>> BEGIN Data shown
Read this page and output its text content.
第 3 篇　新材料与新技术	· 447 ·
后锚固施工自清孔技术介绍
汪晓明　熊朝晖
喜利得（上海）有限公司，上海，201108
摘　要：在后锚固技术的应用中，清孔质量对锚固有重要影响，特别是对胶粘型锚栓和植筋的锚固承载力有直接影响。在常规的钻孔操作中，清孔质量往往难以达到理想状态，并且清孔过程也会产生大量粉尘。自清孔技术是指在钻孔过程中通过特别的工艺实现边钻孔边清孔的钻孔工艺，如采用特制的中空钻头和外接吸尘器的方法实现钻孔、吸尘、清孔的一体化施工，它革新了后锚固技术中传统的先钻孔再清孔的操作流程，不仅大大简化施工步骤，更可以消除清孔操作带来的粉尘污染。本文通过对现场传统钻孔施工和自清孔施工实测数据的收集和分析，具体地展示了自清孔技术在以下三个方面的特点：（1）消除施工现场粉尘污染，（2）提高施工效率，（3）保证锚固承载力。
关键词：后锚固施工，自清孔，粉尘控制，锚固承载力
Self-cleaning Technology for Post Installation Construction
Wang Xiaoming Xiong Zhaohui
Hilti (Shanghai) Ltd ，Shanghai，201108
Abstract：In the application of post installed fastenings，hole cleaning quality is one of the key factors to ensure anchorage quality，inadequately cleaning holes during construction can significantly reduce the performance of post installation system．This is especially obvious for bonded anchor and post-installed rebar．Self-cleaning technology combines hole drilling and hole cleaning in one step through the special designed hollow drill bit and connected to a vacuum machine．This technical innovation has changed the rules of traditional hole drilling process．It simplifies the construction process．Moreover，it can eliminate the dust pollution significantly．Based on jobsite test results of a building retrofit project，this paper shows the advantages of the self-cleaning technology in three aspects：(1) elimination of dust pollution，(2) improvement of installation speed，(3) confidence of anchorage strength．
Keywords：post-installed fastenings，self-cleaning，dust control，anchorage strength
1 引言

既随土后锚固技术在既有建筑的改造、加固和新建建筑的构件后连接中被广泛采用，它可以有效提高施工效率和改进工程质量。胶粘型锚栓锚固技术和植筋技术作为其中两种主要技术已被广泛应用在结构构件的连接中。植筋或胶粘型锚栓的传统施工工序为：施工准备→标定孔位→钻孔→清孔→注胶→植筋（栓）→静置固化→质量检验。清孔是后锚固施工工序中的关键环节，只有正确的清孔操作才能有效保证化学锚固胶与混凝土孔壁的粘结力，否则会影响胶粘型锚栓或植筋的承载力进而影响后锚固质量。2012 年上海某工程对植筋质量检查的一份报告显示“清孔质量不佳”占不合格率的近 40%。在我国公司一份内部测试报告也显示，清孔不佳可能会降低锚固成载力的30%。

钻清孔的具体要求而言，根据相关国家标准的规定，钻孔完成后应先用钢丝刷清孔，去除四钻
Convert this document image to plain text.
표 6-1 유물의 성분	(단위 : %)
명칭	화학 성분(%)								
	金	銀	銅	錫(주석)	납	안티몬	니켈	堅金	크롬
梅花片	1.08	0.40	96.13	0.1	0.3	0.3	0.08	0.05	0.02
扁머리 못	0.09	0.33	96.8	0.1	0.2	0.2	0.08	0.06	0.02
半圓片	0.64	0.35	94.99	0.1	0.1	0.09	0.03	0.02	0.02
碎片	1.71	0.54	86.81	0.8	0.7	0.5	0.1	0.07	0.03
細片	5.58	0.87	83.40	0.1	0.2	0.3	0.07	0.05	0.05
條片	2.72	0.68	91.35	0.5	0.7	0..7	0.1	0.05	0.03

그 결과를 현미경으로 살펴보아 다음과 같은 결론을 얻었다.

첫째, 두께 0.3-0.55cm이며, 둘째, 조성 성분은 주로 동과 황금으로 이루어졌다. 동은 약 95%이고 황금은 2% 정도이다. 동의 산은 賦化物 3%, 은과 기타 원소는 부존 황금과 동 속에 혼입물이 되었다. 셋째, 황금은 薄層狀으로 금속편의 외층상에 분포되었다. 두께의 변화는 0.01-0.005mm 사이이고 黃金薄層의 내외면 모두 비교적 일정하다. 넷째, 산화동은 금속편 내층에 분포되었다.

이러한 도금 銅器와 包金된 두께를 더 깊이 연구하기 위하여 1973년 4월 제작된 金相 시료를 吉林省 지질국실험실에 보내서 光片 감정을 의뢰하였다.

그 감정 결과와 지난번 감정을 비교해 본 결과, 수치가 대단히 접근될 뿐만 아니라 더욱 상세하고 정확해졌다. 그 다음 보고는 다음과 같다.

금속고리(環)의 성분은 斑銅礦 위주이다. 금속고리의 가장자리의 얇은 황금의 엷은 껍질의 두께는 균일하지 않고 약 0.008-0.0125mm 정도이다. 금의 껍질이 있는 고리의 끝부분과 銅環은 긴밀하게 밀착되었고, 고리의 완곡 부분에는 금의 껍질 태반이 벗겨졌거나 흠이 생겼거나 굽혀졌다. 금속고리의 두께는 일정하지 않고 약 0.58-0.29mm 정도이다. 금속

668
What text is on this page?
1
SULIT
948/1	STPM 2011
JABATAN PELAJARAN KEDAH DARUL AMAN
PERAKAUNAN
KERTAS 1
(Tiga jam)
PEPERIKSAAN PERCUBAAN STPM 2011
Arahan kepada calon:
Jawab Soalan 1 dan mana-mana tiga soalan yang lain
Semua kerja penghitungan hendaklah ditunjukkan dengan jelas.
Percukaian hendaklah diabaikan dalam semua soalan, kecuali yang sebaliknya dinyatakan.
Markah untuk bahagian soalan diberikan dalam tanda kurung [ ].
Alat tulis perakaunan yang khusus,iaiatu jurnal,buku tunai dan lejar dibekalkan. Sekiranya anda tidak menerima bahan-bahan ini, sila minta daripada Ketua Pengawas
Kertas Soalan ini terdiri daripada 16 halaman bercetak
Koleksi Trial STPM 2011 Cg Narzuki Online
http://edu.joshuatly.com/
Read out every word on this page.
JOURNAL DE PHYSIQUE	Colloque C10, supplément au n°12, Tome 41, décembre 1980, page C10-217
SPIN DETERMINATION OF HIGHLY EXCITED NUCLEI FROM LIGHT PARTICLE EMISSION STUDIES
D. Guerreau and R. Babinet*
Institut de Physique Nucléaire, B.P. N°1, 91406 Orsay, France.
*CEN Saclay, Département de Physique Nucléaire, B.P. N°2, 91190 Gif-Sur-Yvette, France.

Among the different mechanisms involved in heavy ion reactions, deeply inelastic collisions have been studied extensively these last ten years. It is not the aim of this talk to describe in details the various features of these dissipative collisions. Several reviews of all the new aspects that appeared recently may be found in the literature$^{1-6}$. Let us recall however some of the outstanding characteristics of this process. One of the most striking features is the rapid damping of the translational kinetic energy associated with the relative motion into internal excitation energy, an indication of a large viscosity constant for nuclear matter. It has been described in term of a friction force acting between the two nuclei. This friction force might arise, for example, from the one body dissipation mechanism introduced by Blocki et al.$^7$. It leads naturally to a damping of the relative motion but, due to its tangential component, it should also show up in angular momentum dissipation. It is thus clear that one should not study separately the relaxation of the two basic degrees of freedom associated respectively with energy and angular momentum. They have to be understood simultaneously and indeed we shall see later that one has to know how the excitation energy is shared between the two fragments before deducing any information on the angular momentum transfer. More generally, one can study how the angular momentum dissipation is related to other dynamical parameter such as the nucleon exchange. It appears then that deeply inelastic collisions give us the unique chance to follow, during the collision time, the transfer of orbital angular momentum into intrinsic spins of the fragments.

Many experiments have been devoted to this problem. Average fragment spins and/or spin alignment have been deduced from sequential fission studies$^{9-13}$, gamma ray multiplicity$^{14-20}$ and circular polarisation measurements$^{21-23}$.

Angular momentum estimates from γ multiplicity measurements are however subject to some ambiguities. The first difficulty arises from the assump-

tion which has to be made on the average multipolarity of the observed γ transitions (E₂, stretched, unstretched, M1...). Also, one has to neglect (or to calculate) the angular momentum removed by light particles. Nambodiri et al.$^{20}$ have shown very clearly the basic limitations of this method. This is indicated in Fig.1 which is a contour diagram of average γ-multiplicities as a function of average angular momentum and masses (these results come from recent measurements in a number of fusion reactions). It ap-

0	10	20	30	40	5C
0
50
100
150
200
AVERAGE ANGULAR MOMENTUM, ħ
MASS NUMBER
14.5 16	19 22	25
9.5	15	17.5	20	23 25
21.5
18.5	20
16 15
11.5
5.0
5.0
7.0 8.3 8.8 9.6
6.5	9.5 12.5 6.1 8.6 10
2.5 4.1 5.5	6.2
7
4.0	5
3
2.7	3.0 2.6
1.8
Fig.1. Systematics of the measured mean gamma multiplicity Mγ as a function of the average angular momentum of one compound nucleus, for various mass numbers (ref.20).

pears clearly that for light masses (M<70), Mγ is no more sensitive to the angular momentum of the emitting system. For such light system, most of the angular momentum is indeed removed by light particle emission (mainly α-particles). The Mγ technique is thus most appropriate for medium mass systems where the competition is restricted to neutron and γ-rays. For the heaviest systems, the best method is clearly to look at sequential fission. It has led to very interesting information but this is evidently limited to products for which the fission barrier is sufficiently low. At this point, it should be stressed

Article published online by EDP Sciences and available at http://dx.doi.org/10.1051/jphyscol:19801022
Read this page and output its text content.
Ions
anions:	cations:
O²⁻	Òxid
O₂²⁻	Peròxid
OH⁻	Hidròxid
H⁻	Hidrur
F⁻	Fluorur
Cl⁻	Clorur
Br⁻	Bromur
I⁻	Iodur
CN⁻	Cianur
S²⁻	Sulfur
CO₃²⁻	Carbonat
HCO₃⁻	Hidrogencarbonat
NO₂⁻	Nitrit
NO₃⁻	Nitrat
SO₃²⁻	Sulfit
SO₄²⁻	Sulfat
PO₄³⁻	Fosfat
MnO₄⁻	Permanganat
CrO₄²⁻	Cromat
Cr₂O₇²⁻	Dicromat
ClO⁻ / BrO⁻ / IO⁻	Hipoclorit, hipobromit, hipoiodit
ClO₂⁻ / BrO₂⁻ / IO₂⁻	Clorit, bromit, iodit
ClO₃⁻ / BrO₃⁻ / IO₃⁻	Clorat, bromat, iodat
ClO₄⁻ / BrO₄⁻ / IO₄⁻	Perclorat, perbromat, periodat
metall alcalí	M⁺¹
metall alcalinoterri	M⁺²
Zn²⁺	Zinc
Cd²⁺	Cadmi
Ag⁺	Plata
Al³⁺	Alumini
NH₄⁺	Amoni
>> END Data shown
Written exercise:
Identify each line holding the string "metall", and copy it out.

Written response:
metall alcalí	M⁺¹
metall alcalinoterri	M⁺²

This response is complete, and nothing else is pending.